=== SUPPLIED DATA ===

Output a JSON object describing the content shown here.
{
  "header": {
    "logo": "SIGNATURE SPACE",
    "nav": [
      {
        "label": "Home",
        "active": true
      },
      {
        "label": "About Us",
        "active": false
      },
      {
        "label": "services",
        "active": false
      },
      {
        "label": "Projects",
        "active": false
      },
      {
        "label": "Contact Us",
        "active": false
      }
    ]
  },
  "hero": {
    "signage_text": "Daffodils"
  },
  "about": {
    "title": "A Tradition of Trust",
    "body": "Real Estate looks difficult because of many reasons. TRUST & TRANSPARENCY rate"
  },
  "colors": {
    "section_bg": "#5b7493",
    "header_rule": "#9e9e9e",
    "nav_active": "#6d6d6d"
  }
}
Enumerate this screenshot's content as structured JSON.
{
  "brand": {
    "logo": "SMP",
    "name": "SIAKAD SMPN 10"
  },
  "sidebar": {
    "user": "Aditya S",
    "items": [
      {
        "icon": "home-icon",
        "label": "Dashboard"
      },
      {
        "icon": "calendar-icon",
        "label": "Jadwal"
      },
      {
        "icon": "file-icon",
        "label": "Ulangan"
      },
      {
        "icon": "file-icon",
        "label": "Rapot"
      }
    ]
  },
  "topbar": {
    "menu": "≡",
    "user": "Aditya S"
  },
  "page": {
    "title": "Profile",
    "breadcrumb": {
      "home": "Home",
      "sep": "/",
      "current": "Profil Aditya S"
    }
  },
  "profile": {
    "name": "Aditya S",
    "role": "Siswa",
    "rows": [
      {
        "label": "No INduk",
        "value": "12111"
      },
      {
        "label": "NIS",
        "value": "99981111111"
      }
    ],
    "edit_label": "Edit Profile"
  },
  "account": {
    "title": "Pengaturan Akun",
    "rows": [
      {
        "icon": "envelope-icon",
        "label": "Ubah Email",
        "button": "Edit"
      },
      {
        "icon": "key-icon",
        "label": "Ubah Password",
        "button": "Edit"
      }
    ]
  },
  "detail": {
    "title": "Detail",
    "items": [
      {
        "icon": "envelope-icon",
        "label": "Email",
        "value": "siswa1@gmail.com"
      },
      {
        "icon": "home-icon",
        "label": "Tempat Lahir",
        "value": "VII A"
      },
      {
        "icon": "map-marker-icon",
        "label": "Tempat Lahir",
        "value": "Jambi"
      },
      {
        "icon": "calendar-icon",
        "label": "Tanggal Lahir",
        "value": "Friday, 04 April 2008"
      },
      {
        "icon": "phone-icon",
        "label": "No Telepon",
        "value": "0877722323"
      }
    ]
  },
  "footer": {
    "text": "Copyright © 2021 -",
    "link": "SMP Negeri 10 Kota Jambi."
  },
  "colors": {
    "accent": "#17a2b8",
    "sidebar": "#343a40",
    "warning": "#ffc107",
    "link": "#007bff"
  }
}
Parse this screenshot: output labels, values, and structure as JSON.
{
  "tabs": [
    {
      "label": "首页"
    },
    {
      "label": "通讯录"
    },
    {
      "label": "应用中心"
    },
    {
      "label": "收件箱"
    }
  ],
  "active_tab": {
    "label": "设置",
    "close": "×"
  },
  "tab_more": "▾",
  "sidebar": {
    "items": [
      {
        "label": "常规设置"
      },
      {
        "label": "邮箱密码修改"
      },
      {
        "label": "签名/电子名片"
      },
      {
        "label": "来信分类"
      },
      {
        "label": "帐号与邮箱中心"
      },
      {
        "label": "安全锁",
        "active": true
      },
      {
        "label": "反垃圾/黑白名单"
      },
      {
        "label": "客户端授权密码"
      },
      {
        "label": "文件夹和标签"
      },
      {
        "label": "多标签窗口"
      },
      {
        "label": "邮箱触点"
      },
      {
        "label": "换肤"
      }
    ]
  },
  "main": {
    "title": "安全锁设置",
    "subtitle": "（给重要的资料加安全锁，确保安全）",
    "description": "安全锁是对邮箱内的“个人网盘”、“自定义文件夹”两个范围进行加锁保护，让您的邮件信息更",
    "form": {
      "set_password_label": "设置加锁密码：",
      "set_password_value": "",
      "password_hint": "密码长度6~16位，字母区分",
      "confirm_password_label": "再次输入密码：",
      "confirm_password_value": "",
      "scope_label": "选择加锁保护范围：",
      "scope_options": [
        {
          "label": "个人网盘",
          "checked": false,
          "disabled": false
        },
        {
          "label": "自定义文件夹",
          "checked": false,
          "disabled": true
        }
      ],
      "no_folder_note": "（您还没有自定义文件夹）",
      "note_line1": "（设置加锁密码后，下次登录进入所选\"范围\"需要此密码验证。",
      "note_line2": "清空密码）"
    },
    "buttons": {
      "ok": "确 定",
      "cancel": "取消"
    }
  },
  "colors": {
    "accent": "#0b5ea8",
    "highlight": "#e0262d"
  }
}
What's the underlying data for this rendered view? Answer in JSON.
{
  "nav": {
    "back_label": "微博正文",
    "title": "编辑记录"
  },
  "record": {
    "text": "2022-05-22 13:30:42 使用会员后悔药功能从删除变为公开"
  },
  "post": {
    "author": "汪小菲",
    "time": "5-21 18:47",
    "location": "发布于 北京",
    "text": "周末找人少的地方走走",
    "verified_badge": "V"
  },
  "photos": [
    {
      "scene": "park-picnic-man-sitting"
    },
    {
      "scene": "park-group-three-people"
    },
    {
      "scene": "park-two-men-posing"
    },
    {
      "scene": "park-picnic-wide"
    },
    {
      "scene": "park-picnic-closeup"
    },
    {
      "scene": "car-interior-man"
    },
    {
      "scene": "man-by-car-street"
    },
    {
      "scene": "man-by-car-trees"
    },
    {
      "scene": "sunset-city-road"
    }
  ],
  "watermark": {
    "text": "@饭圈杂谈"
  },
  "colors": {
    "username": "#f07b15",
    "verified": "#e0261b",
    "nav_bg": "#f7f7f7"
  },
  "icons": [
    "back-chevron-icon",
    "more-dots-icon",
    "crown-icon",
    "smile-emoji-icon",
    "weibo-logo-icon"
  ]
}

===

## STATED TASK
Scan the listing above. Collect all lines with the word "link".

## ANSWER BELOW
    "link": "SMP Negeri 10 Kota Jambi."
    "link": "#007bff"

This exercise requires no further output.